* What is being asked
Compute how many lines in the entries below contain "concept", and output nothing but the number.

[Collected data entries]
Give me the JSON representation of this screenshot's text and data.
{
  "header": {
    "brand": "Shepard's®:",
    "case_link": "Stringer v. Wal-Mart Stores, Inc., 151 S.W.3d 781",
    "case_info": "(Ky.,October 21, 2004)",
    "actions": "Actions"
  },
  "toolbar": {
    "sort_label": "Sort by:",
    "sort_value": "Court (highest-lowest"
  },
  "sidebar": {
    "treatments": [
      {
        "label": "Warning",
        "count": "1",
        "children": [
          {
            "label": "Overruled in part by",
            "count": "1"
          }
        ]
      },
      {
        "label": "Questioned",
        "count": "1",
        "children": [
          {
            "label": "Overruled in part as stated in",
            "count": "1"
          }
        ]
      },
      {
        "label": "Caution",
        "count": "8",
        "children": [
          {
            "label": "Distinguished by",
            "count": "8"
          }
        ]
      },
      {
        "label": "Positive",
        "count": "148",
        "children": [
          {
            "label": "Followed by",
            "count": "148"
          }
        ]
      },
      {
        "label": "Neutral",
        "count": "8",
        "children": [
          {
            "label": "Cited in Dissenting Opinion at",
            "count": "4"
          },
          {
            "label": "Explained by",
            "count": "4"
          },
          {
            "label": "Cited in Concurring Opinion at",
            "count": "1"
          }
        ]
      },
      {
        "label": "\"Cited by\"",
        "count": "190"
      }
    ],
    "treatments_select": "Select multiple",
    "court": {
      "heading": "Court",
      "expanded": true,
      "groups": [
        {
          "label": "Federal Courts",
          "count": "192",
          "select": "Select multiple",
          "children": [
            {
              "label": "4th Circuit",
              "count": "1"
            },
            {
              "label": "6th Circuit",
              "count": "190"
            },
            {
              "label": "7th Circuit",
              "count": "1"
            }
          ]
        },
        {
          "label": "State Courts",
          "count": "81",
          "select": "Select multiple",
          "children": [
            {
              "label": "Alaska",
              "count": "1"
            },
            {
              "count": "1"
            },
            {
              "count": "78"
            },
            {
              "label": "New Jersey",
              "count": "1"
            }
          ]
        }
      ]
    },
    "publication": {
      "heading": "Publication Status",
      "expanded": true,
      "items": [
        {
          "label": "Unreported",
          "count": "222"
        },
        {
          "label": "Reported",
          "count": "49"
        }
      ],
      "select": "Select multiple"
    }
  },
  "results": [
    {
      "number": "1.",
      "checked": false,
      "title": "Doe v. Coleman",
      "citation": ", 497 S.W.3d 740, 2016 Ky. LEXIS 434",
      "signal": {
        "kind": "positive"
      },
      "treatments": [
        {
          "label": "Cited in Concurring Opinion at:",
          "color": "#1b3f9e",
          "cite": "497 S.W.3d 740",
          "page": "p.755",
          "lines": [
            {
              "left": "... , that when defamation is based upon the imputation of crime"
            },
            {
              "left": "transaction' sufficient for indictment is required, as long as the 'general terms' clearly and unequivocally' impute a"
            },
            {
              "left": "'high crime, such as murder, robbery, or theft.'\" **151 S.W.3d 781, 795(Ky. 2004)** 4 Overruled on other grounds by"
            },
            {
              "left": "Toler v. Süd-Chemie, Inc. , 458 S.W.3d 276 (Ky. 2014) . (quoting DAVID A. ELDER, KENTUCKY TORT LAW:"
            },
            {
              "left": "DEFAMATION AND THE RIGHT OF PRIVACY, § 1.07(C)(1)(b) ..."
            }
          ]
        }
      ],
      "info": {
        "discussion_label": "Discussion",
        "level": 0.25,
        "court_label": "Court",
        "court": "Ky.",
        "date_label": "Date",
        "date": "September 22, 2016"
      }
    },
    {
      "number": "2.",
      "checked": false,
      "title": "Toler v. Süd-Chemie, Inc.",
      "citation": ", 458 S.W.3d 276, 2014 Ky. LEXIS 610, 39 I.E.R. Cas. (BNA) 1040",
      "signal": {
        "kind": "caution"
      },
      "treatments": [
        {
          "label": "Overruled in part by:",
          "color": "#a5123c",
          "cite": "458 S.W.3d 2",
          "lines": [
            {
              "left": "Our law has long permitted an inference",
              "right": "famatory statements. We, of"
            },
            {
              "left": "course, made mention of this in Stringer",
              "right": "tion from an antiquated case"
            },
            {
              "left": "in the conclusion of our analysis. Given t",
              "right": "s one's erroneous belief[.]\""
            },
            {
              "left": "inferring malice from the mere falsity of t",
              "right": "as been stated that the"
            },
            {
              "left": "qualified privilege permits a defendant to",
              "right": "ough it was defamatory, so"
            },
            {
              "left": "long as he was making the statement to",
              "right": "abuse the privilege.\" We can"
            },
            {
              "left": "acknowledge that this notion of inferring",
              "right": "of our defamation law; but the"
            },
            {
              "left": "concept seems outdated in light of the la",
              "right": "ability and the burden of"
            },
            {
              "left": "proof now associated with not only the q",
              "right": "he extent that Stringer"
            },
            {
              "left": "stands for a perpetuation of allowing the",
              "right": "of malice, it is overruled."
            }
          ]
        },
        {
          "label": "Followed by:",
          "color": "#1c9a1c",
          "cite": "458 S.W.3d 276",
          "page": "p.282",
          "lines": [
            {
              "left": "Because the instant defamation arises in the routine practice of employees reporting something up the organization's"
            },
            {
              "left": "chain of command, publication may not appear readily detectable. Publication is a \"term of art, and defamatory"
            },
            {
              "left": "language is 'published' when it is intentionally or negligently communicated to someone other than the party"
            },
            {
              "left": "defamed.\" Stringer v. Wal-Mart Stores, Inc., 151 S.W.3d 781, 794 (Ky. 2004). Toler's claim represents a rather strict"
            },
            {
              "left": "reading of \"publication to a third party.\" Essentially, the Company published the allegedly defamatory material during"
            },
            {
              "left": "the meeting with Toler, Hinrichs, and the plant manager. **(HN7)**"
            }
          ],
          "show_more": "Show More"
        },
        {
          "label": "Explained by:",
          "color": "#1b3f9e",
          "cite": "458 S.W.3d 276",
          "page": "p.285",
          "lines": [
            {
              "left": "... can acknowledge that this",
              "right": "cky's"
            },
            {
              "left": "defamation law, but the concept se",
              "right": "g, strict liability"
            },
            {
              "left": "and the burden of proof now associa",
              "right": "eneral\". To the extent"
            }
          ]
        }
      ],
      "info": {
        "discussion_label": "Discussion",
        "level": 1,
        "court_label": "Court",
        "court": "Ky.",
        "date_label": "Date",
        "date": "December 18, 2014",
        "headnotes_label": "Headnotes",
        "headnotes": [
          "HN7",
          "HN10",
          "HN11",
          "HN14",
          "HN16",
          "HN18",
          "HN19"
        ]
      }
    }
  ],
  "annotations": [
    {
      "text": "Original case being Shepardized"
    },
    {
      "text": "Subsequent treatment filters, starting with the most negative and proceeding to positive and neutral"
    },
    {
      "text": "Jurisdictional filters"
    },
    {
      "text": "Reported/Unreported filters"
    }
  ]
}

* Response to this exercise
2